Data entries:
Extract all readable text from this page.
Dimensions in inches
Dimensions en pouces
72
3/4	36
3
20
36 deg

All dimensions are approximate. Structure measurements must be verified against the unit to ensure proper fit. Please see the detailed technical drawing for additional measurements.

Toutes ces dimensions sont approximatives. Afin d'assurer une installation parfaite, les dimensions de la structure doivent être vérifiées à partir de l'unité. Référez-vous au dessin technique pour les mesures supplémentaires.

Prompt:
Using the data above, output each line exactly.

Answer:
Extract all readable text from this page.
Dimensions in inches
Dimensions en pouces
72
3/4	36
3
20
36 deg

All dimensions are approximate. Structure measurements must be verified against the unit to ensure proper fit. Please see the detailed technical drawing for additional measurements.

Toutes ces dimensions sont approximatives. Afin d'assurer une installation parfaite, les dimensions de la structure doivent être vérifiées à partir de l'unité. Référez-vous au dessin technique pour les mesures supplémentaires.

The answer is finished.